Pull out each line of the data that includes the word "examples".
>> Begin Data to process
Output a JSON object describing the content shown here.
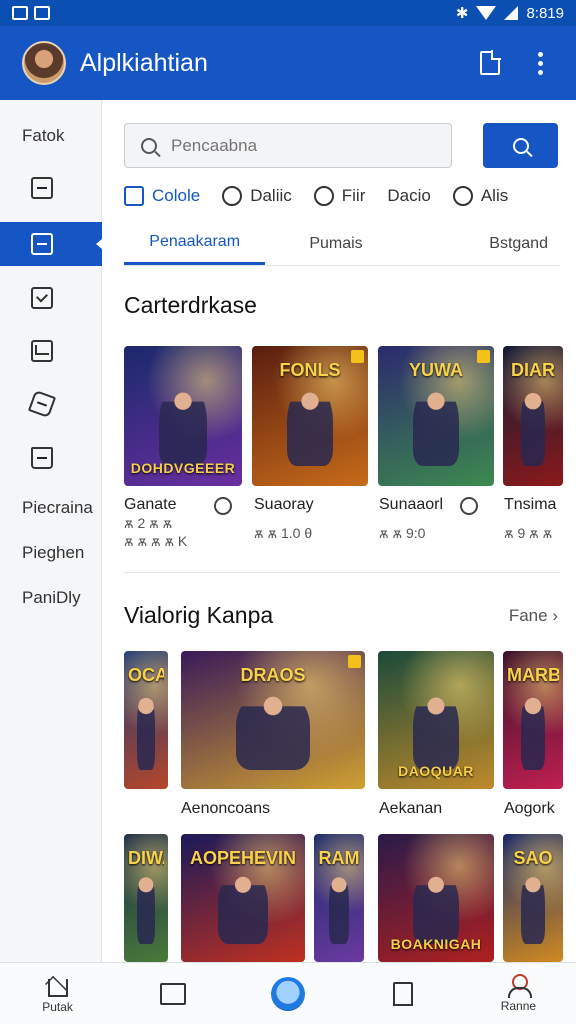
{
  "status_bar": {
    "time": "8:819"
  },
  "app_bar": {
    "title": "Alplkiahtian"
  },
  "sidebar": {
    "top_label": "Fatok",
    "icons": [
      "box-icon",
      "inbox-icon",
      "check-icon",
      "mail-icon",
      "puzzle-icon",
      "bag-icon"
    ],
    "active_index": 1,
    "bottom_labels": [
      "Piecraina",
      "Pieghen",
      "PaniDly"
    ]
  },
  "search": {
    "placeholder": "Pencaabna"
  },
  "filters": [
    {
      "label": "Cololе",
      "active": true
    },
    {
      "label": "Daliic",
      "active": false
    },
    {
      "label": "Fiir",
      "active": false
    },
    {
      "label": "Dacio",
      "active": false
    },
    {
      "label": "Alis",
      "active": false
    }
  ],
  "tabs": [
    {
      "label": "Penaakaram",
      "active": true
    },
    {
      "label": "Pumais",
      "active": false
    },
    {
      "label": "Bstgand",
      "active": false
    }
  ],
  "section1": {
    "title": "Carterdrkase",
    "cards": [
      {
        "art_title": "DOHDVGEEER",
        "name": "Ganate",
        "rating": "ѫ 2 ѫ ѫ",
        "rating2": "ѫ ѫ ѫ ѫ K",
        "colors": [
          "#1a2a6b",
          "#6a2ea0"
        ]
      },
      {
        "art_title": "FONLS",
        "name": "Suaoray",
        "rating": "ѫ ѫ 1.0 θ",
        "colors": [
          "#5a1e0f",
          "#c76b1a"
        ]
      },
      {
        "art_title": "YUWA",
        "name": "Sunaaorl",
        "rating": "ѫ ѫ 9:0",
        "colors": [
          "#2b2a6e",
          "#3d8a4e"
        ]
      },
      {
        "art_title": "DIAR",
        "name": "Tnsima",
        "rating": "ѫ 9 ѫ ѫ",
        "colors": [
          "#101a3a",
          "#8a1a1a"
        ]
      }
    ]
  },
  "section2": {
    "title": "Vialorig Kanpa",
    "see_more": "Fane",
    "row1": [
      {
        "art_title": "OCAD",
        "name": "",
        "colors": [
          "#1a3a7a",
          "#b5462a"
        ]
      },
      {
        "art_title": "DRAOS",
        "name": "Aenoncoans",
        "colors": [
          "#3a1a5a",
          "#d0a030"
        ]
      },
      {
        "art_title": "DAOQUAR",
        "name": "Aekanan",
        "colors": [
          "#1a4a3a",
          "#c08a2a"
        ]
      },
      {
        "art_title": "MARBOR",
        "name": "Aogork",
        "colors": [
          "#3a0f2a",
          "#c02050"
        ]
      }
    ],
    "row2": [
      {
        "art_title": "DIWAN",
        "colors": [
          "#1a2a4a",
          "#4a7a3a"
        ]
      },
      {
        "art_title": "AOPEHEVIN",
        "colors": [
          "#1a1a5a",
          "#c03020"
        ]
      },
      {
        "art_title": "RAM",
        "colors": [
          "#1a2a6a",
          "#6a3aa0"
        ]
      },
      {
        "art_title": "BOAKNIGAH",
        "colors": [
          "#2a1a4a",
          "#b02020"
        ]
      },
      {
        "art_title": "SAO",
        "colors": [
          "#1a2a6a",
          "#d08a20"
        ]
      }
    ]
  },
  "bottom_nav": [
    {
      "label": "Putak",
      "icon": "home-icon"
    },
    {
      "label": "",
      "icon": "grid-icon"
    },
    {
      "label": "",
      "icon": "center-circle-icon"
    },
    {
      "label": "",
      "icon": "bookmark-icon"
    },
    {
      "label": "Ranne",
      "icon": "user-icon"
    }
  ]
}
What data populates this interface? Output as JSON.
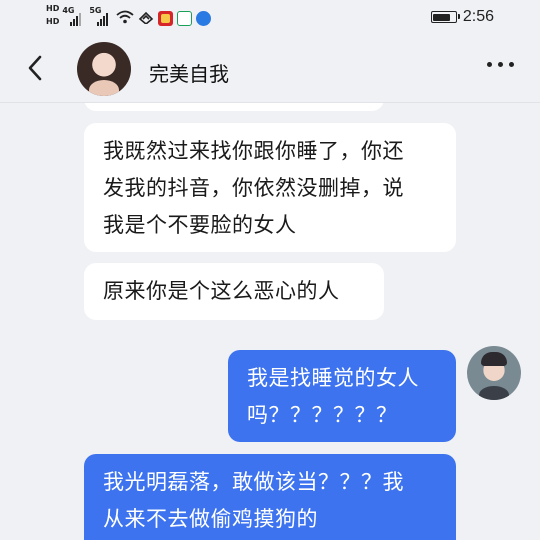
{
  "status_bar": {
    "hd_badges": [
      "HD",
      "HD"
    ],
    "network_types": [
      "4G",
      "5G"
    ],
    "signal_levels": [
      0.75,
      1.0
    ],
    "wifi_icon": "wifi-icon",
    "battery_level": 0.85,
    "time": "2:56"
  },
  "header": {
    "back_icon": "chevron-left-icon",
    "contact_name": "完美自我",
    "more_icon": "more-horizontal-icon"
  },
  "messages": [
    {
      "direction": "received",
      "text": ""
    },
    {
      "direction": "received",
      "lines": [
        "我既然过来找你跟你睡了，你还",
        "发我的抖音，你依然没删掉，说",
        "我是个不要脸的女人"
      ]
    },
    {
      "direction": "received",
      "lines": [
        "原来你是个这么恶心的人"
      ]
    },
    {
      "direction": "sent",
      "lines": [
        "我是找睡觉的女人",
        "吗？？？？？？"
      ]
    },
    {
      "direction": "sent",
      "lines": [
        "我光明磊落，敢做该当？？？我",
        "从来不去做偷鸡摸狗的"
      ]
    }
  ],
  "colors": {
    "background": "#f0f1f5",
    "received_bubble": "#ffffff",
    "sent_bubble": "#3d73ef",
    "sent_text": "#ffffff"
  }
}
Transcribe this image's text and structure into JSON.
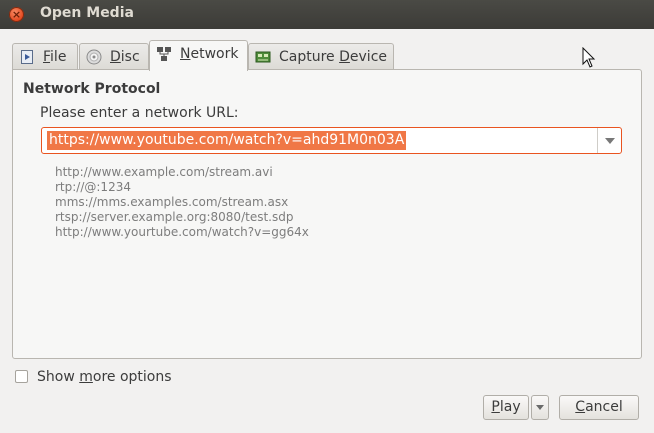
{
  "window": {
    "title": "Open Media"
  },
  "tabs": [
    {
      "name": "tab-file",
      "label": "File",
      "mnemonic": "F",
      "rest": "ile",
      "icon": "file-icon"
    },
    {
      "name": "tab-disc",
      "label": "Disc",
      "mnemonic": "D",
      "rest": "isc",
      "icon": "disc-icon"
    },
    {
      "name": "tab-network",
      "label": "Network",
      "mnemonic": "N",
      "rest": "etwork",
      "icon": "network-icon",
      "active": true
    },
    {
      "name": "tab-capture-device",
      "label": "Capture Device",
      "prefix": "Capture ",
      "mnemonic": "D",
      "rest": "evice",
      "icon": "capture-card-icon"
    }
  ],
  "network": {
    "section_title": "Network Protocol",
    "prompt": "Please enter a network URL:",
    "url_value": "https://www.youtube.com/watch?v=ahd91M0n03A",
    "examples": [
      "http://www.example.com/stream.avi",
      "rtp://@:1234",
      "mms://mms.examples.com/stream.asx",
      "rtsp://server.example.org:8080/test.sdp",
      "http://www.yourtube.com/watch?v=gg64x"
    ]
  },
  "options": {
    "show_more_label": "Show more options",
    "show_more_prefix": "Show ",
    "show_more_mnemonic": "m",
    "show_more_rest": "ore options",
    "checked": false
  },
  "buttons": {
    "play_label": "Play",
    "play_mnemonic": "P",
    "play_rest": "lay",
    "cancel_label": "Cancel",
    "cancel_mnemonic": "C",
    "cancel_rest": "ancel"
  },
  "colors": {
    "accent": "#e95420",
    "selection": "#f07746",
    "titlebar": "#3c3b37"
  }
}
>> End Data to process
▶ **Expected answer**:
    "examples": [
      "mms://mms.examples.com/stream.asx",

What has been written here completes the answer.